Aim »
Copy the data that follows exactly. Include no pictures.
Start of Entries
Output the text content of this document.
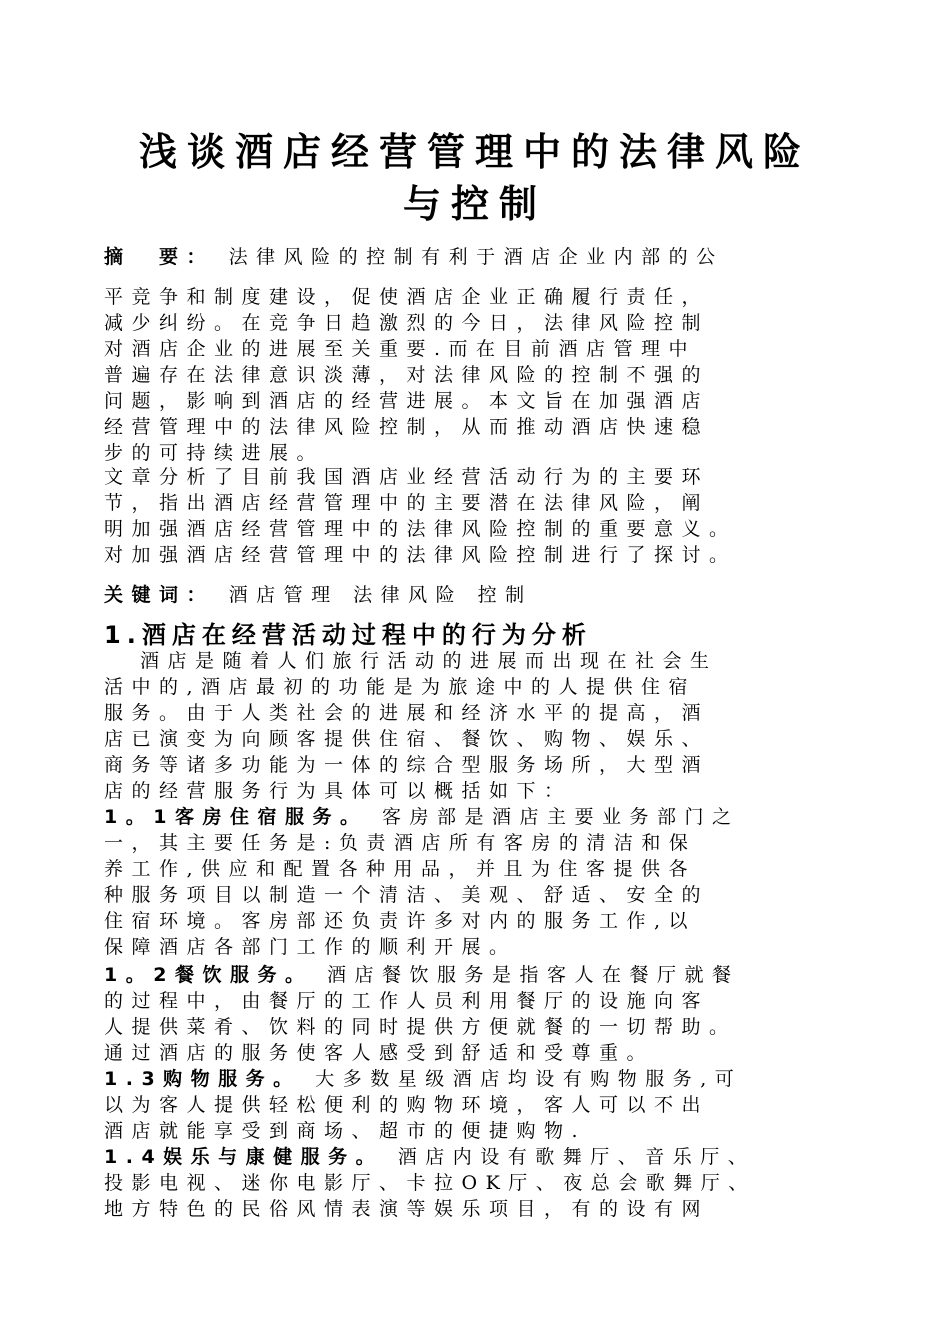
浅谈酒店经营管理中的法律风险
与控制
摘　要： 法律风险的控制有利于酒店企业内部的公
平竞争和制度建设，促使酒店企业正确履行责任，
减少纠纷。在竞争日趋激烈的今日，法律风险控制
对酒店企业的进展至关重要.而在目前酒店管理中
普遍存在法律意识淡薄，对法律风险的控制不强的
问题，影响到酒店的经营进展。本文旨在加强酒店
经营管理中的法律风险控制，从而推动酒店快速稳
步的可持续进展。
文章分析了目前我国酒店业经营活动行为的主要环
节，指出酒店经营管理中的主要潜在法律风险，阐
明加强酒店经营管理中的法律风险控制的重要意义。
对加强酒店经营管理中的法律风险控制进行了探讨。
关键词： 酒店管理 法律风险 控制
1.酒店在经营活动过程中的行为分析
酒店是随着人们旅行活动的进展而出现在社会生
活中的,酒店最初的功能是为旅途中的人提供住宿
服务。由于人类社会的进展和经济水平的提高，酒
店已演变为向顾客提供住宿、餐饮、购物、娱乐、
商务等诸多功能为一体的综合型服务场所，大型酒
店的经营服务行为具体可以概括如下：
1。1客房住宿服务。 客房部是酒店主要业务部门之
一，其主要任务是:负责酒店所有客房的清洁和保
养工作,供应和配置各种用品，并且为住客提供各
种服务项目以制造一个清洁、美观、舒适、安全的
住宿环境。客房部还负责许多对内的服务工作,以
保障酒店各部门工作的顺利开展。
1。2餐饮服务。 酒店餐饮服务是指客人在餐厅就餐
的过程中，由餐厅的工作人员利用餐厅的设施向客
人提供菜肴、饮料的同时提供方便就餐的一切帮助。
通过酒店的服务使客人感受到舒适和受尊重。
1.3购物服务。 大多数星级酒店均设有购物服务,可
以为客人提供轻松便利的购物环境，客人可以不出
酒店就能享受到商场、超市的便捷购物.
1.4娱乐与康健服务。 酒店内设有歌舞厅、音乐厅、
投影电视、迷你电影厅、卡拉OK厅、夜总会歌舞厅、
地方特色的民俗风情表演等娱乐项目，有的设有网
End of Entries
The result »
Output the text content of this document.
浅谈酒店经营管理中的法律风险
与控制
摘　要： 法律风险的控制有利于酒店企业内部的公
平竞争和制度建设，促使酒店企业正确履行责任，
减少纠纷。在竞争日趋激烈的今日，法律风险控制
对酒店企业的进展至关重要.而在目前酒店管理中
普遍存在法律意识淡薄，对法律风险的控制不强的
问题，影响到酒店的经营进展。本文旨在加强酒店
经营管理中的法律风险控制，从而推动酒店快速稳
步的可持续进展。
文章分析了目前我国酒店业经营活动行为的主要环
节，指出酒店经营管理中的主要潜在法律风险，阐
明加强酒店经营管理中的法律风险控制的重要意义。
对加强酒店经营管理中的法律风险控制进行了探讨。
关键词： 酒店管理 法律风险 控制
1.酒店在经营活动过程中的行为分析
酒店是随着人们旅行活动的进展而出现在社会生
活中的,酒店最初的功能是为旅途中的人提供住宿
服务。由于人类社会的进展和经济水平的提高，酒
店已演变为向顾客提供住宿、餐饮、购物、娱乐、
商务等诸多功能为一体的综合型服务场所，大型酒
店的经营服务行为具体可以概括如下：
1。1客房住宿服务。 客房部是酒店主要业务部门之
一，其主要任务是:负责酒店所有客房的清洁和保
养工作,供应和配置各种用品，并且为住客提供各
种服务项目以制造一个清洁、美观、舒适、安全的
住宿环境。客房部还负责许多对内的服务工作,以
保障酒店各部门工作的顺利开展。
1。2餐饮服务。 酒店餐饮服务是指客人在餐厅就餐
的过程中，由餐厅的工作人员利用餐厅的设施向客
人提供菜肴、饮料的同时提供方便就餐的一切帮助。
通过酒店的服务使客人感受到舒适和受尊重。
1.3购物服务。 大多数星级酒店均设有购物服务,可
以为客人提供轻松便利的购物环境，客人可以不出
酒店就能享受到商场、超市的便捷购物.
1.4娱乐与康健服务。 酒店内设有歌舞厅、音乐厅、
投影电视、迷你电影厅、卡拉OK厅、夜总会歌舞厅、
地方特色的民俗风情表演等娱乐项目，有的设有网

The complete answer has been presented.